-------- 本文抜粋

目安として、借地の場合は相続税評価額が10%~30%ほど低くなり、
借家の場合は固定資産税評価額が40%ほど低くなります。
評価が70%ほど低くなる土地は、借地権によってさらに10~30%の評価減。
建物に関しては評価が最大で50%下げられる上、借家権によってさらに40%の評価減。
相続税の基礎控除額を考慮すると、この時点で相続税をかなり節税できることに
お気づきいただけるでしょう。
同時に資産を不動産に換えることが、相続税の節税方法としてかなりのインパクトであることも
おわかりいただけるのではないでしょうか。
土地の相続税評価額が80%減!「小規模住宅地の特例」
前述の固定資産税と都市計画税の節税方法として、固定資産税評価額を減額できる制度を
ご紹介しましたが、実は相続税にも似たような制度があります。
「小規模住宅地等の特例」として知られており、なんと小規模宅地の種類によって
相続税評価額を最大80%減額できるのです。
【小規模住宅地等の特例】
被相続人がマイホームを建てて住んでいた土地は「特定居住用宅地等」にあたり、
330㎡までの土地評価を80%減額できます。
被相続人が事業を営んでいれば「特定事業用宅地等」として330㎡までを80%の評価減、
賃貸アパートなどの建物があるなら「貸付事業用宅地等」として200㎡までを
50%の評価減となります。
では自宅と賃貸を備える住宅を相続した場合はどうでしょうか。
たとえば賃貸併用住宅の場合、自宅部分は「特定居住用宅地等」、
賃貸部分は「貸付事業用宅地等」の減額割合が適用されます。

----------------

## [やること]
上にある相続税の節税についての本文の続きを、最後の一文のあとから書いてください。

-------- 提供資料

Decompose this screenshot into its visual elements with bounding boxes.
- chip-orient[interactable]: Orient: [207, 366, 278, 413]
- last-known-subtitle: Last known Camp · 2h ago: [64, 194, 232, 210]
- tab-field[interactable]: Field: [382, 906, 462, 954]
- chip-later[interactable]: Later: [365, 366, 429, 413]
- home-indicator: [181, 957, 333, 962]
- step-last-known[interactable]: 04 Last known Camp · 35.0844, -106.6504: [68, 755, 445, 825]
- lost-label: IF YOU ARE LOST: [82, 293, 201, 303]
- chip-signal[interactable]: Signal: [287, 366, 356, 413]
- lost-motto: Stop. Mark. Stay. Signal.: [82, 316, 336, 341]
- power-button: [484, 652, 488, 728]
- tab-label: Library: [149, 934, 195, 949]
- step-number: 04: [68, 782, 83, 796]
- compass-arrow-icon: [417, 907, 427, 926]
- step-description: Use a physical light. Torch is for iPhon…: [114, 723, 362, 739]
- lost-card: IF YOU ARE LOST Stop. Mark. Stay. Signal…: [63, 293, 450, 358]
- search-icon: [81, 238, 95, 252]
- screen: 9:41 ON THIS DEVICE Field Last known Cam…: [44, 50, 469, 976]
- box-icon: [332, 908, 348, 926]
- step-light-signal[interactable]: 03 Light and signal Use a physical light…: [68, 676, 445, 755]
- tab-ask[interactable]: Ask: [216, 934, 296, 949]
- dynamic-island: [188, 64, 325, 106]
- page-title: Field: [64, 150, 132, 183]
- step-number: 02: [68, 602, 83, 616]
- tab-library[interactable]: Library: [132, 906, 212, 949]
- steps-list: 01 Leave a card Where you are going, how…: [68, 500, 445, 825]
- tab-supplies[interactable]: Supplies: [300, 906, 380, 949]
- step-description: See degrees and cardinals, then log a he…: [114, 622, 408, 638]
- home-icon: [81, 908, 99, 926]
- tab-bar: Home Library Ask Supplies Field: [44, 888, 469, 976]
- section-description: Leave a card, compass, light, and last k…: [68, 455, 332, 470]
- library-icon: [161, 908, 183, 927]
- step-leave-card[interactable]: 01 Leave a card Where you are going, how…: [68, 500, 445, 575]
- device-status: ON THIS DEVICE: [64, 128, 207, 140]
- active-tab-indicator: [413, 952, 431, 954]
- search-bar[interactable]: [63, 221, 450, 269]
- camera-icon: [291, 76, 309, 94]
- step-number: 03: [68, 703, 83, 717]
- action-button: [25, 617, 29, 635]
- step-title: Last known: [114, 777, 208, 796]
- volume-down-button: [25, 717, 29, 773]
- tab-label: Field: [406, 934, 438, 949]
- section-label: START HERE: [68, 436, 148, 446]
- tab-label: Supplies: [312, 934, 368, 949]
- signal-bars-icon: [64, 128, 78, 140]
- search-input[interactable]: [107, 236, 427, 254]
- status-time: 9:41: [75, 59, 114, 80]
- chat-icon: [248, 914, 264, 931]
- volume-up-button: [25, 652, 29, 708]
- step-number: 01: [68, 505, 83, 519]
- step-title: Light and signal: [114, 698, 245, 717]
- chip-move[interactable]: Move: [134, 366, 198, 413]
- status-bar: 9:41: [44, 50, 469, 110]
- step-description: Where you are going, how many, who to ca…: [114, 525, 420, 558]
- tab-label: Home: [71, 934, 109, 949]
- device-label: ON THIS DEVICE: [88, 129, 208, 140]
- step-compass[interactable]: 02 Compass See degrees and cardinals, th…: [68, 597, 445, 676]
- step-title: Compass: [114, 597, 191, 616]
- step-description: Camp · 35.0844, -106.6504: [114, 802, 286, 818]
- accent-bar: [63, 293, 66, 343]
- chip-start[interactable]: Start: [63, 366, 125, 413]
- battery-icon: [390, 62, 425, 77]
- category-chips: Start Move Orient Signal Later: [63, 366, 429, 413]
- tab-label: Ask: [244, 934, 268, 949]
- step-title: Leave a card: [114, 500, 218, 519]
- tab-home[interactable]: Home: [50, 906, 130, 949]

----------------

## [出力結果]
ただし小規模宅地等の特例を適用するには、「特定居住用宅地等は、
被相続人の配偶者もしくは同居している親族が取得した者であること」といった
一定の要件を満たさなければいけません。
詳細は国税庁のHPで確認されることをおすすめします。
参考:国税庁 相続した事業の用や居住の用の宅地等の価額の特例(小規模宅地等の特例)
不動産というのは、節税方法が何かと多いのがお分かりいただけたかと思います。
土地の相続は面積が限られているとはいえ、各種税金を大幅に軽減できるのです。
特に賃貸併用住宅の場合、居住用と賃貸用の軽減措置の両方が適用されるため、
居住用の戸建てを相続するより節税効果は大きくなります。
賃貸併用住宅の経費と所得税
ここまでの解説において、たびたび賃貸住宅の場合は節税効果が高いと解説させていただきました。
お読みいただいたあなたは「ならば、賃貸併用住宅を建てたほうが断然お得だ!」と
感じたのではないでしょうか。
ただ絶対に忘れてはいけないのが、賃貸することで発生する「経費」と「所得税」です。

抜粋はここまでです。